◆ Work required
From the listing that follows, extract every line and set it down unaltered.

◆ Entries supplied
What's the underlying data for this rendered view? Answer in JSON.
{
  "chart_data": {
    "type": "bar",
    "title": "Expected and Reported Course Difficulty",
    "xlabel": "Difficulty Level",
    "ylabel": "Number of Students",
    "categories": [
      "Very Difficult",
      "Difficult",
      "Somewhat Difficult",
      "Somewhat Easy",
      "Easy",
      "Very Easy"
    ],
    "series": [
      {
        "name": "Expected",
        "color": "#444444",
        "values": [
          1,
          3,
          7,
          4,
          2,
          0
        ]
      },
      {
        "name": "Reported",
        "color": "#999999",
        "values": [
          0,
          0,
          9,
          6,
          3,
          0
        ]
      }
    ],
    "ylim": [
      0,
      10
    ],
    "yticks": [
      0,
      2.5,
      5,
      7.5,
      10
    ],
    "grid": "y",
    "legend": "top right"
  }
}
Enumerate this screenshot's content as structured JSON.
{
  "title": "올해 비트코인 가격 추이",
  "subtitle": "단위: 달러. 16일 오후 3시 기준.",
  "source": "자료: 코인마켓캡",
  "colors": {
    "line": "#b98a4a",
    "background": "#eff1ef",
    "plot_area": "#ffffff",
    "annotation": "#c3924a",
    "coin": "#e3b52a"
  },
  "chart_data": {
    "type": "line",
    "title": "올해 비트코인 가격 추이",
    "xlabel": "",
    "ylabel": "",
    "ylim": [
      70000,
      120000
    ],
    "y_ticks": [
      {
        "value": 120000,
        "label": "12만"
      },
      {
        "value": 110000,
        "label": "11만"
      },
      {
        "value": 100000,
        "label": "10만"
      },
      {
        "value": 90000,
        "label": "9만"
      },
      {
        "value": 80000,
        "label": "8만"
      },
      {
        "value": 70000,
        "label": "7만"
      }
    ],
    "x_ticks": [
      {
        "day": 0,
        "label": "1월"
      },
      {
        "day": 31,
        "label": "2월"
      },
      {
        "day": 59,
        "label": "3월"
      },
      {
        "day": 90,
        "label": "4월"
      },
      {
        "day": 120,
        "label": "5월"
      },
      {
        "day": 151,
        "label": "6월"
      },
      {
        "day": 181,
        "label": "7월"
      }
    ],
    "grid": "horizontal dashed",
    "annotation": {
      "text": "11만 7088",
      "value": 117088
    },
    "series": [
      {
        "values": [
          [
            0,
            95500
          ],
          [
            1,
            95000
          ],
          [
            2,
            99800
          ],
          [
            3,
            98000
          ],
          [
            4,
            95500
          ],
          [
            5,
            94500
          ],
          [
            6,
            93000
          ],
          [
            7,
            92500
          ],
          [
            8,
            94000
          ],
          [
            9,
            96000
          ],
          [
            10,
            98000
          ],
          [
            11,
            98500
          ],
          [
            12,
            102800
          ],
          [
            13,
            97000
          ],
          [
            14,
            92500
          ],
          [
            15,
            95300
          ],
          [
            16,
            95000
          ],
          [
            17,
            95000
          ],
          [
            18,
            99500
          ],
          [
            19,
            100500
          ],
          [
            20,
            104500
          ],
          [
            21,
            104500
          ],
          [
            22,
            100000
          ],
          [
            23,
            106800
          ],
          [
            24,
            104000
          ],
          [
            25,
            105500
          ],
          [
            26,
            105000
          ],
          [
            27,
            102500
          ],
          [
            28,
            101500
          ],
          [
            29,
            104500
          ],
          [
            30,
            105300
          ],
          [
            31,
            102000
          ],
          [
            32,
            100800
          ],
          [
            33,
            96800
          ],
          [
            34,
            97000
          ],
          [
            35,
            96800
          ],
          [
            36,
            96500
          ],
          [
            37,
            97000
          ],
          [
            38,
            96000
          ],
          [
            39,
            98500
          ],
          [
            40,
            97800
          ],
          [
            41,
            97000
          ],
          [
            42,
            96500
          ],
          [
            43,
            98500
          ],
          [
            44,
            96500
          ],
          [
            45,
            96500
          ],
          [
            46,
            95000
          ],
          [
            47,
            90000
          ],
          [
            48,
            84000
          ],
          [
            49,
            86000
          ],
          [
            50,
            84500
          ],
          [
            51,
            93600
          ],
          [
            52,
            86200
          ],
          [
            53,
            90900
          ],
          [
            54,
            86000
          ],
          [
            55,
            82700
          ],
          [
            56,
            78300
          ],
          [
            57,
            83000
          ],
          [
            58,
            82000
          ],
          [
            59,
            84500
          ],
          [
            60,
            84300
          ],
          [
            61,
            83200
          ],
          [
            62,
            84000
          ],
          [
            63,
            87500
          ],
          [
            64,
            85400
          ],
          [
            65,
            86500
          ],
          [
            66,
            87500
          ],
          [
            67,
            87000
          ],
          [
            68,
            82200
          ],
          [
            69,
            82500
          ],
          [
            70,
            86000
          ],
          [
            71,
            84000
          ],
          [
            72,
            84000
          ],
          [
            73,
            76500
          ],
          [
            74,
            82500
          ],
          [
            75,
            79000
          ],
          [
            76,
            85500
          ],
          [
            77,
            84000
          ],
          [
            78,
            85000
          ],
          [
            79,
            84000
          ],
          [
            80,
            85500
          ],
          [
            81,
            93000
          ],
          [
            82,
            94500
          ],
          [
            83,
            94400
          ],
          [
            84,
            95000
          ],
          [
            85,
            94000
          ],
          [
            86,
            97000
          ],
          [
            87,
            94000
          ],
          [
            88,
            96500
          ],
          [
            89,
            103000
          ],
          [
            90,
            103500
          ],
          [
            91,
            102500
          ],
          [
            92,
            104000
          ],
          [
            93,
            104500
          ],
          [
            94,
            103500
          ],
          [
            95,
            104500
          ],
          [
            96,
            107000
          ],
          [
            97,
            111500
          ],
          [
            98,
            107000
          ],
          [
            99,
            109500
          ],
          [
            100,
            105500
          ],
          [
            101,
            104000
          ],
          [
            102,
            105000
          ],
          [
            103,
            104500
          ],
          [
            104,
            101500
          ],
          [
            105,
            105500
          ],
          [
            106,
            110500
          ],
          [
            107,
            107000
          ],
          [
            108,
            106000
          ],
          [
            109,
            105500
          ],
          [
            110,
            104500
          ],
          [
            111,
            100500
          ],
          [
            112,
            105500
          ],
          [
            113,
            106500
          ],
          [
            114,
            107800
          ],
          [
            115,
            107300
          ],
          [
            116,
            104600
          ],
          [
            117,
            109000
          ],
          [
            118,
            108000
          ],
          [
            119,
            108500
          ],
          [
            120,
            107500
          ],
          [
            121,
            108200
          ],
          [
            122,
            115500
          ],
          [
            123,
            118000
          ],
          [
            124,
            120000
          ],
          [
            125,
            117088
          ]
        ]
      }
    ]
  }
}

◆ The response
What's the underlying data for this rendered view? Answer in JSON.
{
  "chart_data": {
    "type": "bar",
    "title": "Expected and Reported Course Difficulty",
    "xlabel": "Difficulty Level",
    "ylabel": "Number of Students",
    "categories": [
      "Very Difficult",
      "Difficult",
      "Somewhat Difficult",
      "Somewhat Easy",
      "Easy",
      "Very Easy"
    ],
    "series": [
      {
        "name": "Expected",
        "color": "#444444",
        "values": [
          1,
          3,
          7,
          4,
          2,
          0
        ]
      },
      {
        "name": "Reported",
        "color": "#999999",
        "values": [
          0,
          0,
          9,
          6,
          3,
          0
        ]
      }
    ],
    "ylim": [
      0,
      10
    ],
    "yticks": [
      0,
      2.5,
      5,
      7.5,
      10
    ],
    "grid": "y",
    "legend": "top right"
  }
}
Enumerate this screenshot's content as structured JSON.
{
  "title": "올해 비트코인 가격 추이",
  "subtitle": "단위: 달러. 16일 오후 3시 기준.",
  "source": "자료: 코인마켓캡",
  "colors": {
    "line": "#b98a4a",
    "background": "#eff1ef",
    "plot_area": "#ffffff",
    "annotation": "#c3924a",
    "coin": "#e3b52a"
  },
  "chart_data": {
    "type": "line",
    "title": "올해 비트코인 가격 추이",
    "xlabel": "",
    "ylabel": "",
    "ylim": [
      70000,
      120000
    ],
    "y_ticks": [
      {
        "value": 120000,
        "label": "12만"
      },
      {
        "value": 110000,
        "label": "11만"
      },
      {
        "value": 100000,
        "label": "10만"
      },
      {
        "value": 90000,
        "label": "9만"
      },
      {
        "value": 80000,
        "label": "8만"
      },
      {
        "value": 70000,
        "label": "7만"
      }
    ],
    "x_ticks": [
      {
        "day": 0,
        "label": "1월"
      },
      {
        "day": 31,
        "label": "2월"
      },
      {
        "day": 59,
        "label": "3월"
      },
      {
        "day": 90,
        "label": "4월"
      },
      {
        "day": 120,
        "label": "5월"
      },
      {
        "day": 151,
        "label": "6월"
      },
      {
        "day": 181,
        "label": "7월"
      }
    ],
    "grid": "horizontal dashed",
    "annotation": {
      "text": "11만 7088",
      "value": 117088
    },
    "series": [
      {
        "values": [
          [
            0,
            95500
          ],
          [
            1,
            95000
          ],
          [
            2,
            99800
          ],
          [
            3,
            98000
          ],
          [
            4,
            95500
          ],
          [
            5,
            94500
          ],
          [
            6,
            93000
          ],
          [
            7,
            92500
          ],
          [
            8,
            94000
          ],
          [
            9,
            96000
          ],
          [
            10,
            98000
          ],
          [
            11,
            98500
          ],
          [
            12,
            102800
          ],
          [
            13,
            97000
          ],
          [
            14,
            92500
          ],
          [
            15,
            95300
          ],
          [
            16,
            95000
          ],
          [
            17,
            95000
          ],
          [
            18,
            99500
          ],
          [
            19,
            100500
          ],
          [
            20,
            104500
          ],
          [
            21,
            104500
          ],
          [
            22,
            100000
          ],
          [
            23,
            106800
          ],
          [
            24,
            104000
          ],
          [
            25,
            105500
          ],
          [
            26,
            105000
          ],
          [
            27,
            102500
          ],
          [
            28,
            101500
          ],
          [
            29,
            104500
          ],
          [
            30,
            105300
          ],
          [
            31,
            102000
          ],
          [
            32,
            100800
          ],
          [
            33,
            96800
          ],
          [
            34,
            97000
          ],
          [
            35,
            96800
          ],
          [
            36,
            96500
          ],
          [
            37,
            97000
          ],
          [
            38,
            96000
          ],
          [
            39,
            98500
          ],
          [
            40,
            97800
          ],
          [
            41,
            97000
          ],
          [
            42,
            96500
          ],
          [
            43,
            98500
          ],
          [
            44,
            96500
          ],
          [
            45,
            96500
          ],
          [
            46,
            95000
          ],
          [
            47,
            90000
          ],
          [
            48,
            84000
          ],
          [
            49,
            86000
          ],
          [
            50,
            84500
          ],
          [
            51,
            93600
          ],
          [
            52,
            86200
          ],
          [
            53,
            90900
          ],
          [
            54,
            86000
          ],
          [
            55,
            82700
          ],
          [
            56,
            78300
          ],
          [
            57,
            83000
          ],
          [
            58,
            82000
          ],
          [
            59,
            84500
          ],
          [
            60,
            84300
          ],
          [
            61,
            83200
          ],
          [
            62,
            84000
          ],
          [
            63,
            87500
          ],
          [
            64,
            85400
          ],
          [
            65,
            86500
          ],
          [
            66,
            87500
          ],
          [
            67,
            87000
          ],
          [
            68,
            82200
          ],
          [
            69,
            82500
          ],
          [
            70,
            86000
          ],
          [
            71,
            84000
          ],
          [
            72,
            84000
          ],
          [
            73,
            76500
          ],
          [
            74,
            82500
          ],
          [
            75,
            79000
          ],
          [
            76,
            85500
          ],
          [
            77,
            84000
          ],
          [
            78,
            85000
          ],
          [
            79,
            84000
          ],
          [
            80,
            85500
          ],
          [
            81,
            93000
          ],
          [
            82,
            94500
          ],
          [
            83,
            94400
          ],
          [
            84,
            95000
          ],
          [
            85,
            94000
          ],
          [
            86,
            97000
          ],
          [
            87,
            94000
          ],
          [
            88,
            96500
          ],
          [
            89,
            103000
          ],
          [
            90,
            103500
          ],
          [
            91,
            102500
          ],
          [
            92,
            104000
          ],
          [
            93,
            104500
          ],
          [
            94,
            103500
          ],
          [
            95,
            104500
          ],
          [
            96,
            107000
          ],
          [
            97,
            111500
          ],
          [
            98,
            107000
          ],
          [
            99,
            109500
          ],
          [
            100,
            105500
          ],
          [
            101,
            104000
          ],
          [
            102,
            105000
          ],
          [
            103,
            104500
          ],
          [
            104,
            101500
          ],
          [
            105,
            105500
          ],
          [
            106,
            110500
          ],
          [
            107,
            107000
          ],
          [
            108,
            106000
          ],
          [
            109,
            105500
          ],
          [
            110,
            104500
          ],
          [
            111,
            100500
          ],
          [
            112,
            105500
          ],
          [
            113,
            106500
          ],
          [
            114,
            107800
          ],
          [
            115,
            107300
          ],
          [
            116,
            104600
          ],
          [
            117,
            109000
          ],
          [
            118,
            108000
          ],
          [
            119,
            108500
          ],
          [
            120,
            107500
          ],
          [
            121,
            108200
          ],
          [
            122,
            115500
          ],
          [
            123,
            118000
          ],
          [
            124,
            120000
          ],
          [
            125,
            117088
          ]
        ]
      }
    ]
  }
}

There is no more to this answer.